Stored data entries
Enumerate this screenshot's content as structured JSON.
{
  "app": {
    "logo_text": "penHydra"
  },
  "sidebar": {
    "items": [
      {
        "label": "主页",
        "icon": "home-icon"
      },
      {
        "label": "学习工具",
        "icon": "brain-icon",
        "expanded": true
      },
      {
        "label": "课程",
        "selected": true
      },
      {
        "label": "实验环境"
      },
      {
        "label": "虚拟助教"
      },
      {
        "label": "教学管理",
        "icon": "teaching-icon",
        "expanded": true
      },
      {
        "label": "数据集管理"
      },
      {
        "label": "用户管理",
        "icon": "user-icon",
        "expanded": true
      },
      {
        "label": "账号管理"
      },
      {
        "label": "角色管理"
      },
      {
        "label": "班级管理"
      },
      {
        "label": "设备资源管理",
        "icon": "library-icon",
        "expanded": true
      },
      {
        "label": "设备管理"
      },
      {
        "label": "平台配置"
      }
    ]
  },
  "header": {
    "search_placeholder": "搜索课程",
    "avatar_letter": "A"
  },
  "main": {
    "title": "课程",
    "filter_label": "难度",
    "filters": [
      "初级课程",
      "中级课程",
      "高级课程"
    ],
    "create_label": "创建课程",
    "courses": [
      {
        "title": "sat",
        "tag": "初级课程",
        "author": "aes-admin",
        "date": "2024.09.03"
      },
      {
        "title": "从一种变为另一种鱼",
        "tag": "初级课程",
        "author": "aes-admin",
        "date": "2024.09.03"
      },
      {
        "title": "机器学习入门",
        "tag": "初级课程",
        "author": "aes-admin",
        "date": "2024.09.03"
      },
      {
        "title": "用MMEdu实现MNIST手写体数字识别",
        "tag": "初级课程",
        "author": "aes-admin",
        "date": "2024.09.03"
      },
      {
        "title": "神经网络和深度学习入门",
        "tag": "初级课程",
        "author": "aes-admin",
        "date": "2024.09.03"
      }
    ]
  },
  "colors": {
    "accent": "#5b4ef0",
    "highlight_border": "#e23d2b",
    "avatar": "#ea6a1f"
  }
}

EXERCISE TASK. Without leaving anything out, quote all the data.

SOLUTION TO THE PROBLEM.
Enumerate this screenshot's content as structured JSON.
{
  "app": {
    "logo_text": "penHydra"
  },
  "sidebar": {
    "items": [
      {
        "label": "主页",
        "icon": "home-icon"
      },
      {
        "label": "学习工具",
        "icon": "brain-icon",
        "expanded": true
      },
      {
        "label": "课程",
        "selected": true
      },
      {
        "label": "实验环境"
      },
      {
        "label": "虚拟助教"
      },
      {
        "label": "教学管理",
        "icon": "teaching-icon",
        "expanded": true
      },
      {
        "label": "数据集管理"
      },
      {
        "label": "用户管理",
        "icon": "user-icon",
        "expanded": true
      },
      {
        "label": "账号管理"
      },
      {
        "label": "角色管理"
      },
      {
        "label": "班级管理"
      },
      {
        "label": "设备资源管理",
        "icon": "library-icon",
        "expanded": true
      },
      {
        "label": "设备管理"
      },
      {
        "label": "平台配置"
      }
    ]
  },
  "header": {
    "search_placeholder": "搜索课程",
    "avatar_letter": "A"
  },
  "main": {
    "title": "课程",
    "filter_label": "难度",
    "filters": [
      "初级课程",
      "中级课程",
      "高级课程"
    ],
    "create_label": "创建课程",
    "courses": [
      {
        "title": "sat",
        "tag": "初级课程",
        "author": "aes-admin",
        "date": "2024.09.03"
      },
      {
        "title": "从一种变为另一种鱼",
        "tag": "初级课程",
        "author": "aes-admin",
        "date": "2024.09.03"
      },
      {
        "title": "机器学习入门",
        "tag": "初级课程",
        "author": "aes-admin",
        "date": "2024.09.03"
      },
      {
        "title": "用MMEdu实现MNIST手写体数字识别",
        "tag": "初级课程",
        "author": "aes-admin",
        "date": "2024.09.03"
      },
      {
        "title": "神经网络和深度学习入门",
        "tag": "初级课程",
        "author": "aes-admin",
        "date": "2024.09.03"
      }
    ]
  },
  "colors": {
    "accent": "#5b4ef0",
    "highlight_border": "#e23d2b",
    "avatar": "#ea6a1f"
  }
}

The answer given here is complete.